(Entries with figure data)
Start
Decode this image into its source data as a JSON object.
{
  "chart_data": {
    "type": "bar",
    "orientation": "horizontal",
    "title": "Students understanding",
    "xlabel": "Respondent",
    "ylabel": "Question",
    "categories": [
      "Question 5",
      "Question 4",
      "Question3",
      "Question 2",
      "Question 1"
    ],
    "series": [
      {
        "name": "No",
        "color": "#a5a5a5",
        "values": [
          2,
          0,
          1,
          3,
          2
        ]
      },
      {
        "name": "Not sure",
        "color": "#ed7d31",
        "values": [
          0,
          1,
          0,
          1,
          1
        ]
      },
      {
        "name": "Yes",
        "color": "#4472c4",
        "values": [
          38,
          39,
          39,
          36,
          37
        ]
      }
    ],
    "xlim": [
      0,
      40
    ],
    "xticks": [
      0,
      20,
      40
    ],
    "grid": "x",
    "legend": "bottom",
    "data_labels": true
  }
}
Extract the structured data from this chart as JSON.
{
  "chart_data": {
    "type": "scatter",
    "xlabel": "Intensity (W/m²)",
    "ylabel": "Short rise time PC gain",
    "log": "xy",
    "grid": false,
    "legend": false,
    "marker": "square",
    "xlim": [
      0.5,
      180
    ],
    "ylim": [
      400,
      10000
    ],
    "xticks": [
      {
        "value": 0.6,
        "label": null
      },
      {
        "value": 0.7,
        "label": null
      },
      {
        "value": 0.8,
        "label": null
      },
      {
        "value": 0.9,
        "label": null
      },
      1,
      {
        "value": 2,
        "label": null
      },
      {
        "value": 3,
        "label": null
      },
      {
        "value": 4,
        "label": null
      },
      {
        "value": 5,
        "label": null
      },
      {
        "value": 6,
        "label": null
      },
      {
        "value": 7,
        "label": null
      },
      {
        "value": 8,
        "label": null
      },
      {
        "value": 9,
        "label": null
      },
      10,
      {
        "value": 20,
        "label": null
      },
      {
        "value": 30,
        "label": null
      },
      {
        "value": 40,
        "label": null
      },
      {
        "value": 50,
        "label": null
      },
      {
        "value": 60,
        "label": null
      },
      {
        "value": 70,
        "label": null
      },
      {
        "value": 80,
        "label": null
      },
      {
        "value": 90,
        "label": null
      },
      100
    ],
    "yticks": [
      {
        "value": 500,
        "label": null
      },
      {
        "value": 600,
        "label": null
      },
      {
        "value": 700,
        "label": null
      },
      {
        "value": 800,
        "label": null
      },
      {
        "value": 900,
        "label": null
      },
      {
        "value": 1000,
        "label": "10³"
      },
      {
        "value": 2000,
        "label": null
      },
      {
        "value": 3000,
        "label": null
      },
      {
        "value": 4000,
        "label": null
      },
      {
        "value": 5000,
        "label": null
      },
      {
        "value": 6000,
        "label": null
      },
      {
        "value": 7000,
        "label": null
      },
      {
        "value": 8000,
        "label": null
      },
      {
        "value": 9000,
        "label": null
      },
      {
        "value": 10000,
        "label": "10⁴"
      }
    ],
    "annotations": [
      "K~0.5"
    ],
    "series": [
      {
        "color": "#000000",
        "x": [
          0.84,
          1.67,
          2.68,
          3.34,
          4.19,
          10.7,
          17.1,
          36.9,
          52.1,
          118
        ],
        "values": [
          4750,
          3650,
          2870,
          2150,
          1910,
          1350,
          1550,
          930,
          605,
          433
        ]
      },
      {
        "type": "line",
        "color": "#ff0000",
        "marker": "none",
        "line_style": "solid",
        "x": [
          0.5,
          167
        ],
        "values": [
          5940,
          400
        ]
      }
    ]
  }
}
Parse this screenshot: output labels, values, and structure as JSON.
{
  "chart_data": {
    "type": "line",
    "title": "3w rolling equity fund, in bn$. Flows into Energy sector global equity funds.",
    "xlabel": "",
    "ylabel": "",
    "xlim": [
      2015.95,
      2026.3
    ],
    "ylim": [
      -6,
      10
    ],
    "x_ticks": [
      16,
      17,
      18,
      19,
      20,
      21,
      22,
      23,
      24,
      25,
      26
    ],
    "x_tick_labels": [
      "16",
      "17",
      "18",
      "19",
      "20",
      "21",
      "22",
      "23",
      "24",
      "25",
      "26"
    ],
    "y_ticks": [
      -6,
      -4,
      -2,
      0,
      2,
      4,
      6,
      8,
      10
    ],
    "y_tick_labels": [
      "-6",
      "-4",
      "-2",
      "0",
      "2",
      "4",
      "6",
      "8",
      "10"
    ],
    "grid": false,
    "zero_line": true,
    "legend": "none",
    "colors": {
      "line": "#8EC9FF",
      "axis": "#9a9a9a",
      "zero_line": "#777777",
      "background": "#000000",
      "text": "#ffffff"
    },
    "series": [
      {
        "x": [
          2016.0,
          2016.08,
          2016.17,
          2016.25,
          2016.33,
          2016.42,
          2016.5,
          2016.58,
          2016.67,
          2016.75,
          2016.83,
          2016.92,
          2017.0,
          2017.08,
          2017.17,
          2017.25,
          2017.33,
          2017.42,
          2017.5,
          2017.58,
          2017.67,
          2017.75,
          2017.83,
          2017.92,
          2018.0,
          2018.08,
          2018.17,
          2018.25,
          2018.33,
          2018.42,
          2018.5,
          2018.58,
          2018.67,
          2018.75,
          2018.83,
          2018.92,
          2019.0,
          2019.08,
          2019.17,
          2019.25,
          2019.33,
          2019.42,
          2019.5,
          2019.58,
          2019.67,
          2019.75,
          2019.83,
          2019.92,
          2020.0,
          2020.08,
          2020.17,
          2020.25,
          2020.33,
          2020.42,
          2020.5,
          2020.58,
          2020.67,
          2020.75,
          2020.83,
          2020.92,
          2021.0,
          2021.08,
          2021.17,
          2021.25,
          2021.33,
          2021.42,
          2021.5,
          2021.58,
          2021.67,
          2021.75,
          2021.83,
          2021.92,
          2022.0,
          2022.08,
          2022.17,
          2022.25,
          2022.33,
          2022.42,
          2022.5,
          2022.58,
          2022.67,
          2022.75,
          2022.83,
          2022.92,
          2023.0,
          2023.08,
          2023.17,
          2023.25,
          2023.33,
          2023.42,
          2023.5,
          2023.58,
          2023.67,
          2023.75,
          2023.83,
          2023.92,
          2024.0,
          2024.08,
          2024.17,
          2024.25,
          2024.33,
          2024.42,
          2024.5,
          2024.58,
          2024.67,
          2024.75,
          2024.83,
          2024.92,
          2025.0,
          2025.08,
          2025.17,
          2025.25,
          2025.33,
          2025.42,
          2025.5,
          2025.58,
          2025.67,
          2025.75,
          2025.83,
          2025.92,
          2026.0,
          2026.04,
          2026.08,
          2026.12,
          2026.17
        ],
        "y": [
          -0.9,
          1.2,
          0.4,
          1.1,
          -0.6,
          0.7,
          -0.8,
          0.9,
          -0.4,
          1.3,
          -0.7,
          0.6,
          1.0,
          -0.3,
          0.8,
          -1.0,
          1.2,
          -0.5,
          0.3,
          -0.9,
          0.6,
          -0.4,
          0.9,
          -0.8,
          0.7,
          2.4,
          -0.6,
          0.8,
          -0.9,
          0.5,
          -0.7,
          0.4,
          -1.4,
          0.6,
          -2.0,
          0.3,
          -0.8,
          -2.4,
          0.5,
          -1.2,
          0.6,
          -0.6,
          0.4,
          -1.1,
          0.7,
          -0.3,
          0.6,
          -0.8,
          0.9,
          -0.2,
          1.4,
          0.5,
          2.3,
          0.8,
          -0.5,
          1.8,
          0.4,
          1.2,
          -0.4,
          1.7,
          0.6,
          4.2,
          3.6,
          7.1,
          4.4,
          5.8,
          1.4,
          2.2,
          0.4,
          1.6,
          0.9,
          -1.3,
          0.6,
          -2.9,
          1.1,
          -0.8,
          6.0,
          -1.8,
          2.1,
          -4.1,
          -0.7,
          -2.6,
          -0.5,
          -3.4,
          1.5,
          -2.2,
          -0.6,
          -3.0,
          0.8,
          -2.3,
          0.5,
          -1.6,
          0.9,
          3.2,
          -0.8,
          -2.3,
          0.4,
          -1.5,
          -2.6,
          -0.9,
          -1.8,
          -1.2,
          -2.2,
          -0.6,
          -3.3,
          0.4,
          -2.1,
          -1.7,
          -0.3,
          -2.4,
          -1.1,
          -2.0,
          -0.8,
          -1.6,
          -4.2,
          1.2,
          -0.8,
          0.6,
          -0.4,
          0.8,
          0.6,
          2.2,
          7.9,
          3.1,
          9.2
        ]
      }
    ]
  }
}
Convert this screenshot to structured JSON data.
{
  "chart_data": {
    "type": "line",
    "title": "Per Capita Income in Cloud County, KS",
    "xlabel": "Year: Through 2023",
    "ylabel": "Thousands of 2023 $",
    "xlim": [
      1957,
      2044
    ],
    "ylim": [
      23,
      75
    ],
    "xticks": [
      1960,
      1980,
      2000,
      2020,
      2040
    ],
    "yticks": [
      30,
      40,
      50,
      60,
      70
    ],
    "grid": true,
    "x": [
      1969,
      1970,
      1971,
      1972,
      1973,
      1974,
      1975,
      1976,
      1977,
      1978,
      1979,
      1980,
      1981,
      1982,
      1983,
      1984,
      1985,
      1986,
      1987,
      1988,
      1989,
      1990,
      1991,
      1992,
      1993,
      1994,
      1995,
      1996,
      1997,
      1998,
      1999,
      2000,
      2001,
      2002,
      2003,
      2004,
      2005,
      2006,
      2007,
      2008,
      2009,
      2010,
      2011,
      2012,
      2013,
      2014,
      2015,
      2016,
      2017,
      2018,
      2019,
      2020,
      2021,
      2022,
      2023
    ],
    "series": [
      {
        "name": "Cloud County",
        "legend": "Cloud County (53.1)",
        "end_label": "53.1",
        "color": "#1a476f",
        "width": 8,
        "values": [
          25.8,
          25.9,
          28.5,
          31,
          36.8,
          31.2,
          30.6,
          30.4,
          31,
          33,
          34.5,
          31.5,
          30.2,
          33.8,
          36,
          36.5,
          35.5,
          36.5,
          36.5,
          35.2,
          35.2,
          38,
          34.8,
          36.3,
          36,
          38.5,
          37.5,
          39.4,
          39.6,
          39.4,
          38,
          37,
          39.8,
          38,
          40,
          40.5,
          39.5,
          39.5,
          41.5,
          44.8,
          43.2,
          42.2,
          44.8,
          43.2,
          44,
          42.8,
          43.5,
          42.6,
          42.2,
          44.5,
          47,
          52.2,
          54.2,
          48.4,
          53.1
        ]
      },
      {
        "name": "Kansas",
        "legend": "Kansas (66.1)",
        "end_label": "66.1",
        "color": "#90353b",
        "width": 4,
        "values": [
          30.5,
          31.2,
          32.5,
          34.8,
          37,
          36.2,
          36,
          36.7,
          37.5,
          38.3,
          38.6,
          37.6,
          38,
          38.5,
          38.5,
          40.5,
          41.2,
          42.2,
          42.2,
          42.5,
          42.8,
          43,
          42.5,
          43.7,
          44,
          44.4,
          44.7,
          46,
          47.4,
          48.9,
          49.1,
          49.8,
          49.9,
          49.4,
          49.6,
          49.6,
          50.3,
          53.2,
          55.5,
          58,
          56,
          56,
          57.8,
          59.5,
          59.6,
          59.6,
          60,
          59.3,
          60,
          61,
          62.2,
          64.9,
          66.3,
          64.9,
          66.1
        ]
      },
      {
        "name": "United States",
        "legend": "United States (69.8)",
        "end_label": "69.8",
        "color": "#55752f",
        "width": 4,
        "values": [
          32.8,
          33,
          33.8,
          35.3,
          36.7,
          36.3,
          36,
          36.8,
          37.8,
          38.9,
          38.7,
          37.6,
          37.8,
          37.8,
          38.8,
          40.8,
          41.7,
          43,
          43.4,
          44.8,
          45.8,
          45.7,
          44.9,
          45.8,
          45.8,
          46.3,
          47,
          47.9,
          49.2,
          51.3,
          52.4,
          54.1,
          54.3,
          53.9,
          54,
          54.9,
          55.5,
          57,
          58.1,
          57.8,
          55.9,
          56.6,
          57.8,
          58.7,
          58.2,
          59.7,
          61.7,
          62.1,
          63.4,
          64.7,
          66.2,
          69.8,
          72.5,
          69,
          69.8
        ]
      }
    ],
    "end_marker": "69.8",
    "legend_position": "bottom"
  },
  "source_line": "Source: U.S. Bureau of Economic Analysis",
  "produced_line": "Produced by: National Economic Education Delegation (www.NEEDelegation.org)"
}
End
OBJECTIVE: From the data above, copy each line that holds "bottom".

RESPONSE:
    "legend": "bottom",
    "legend_position": "bottom"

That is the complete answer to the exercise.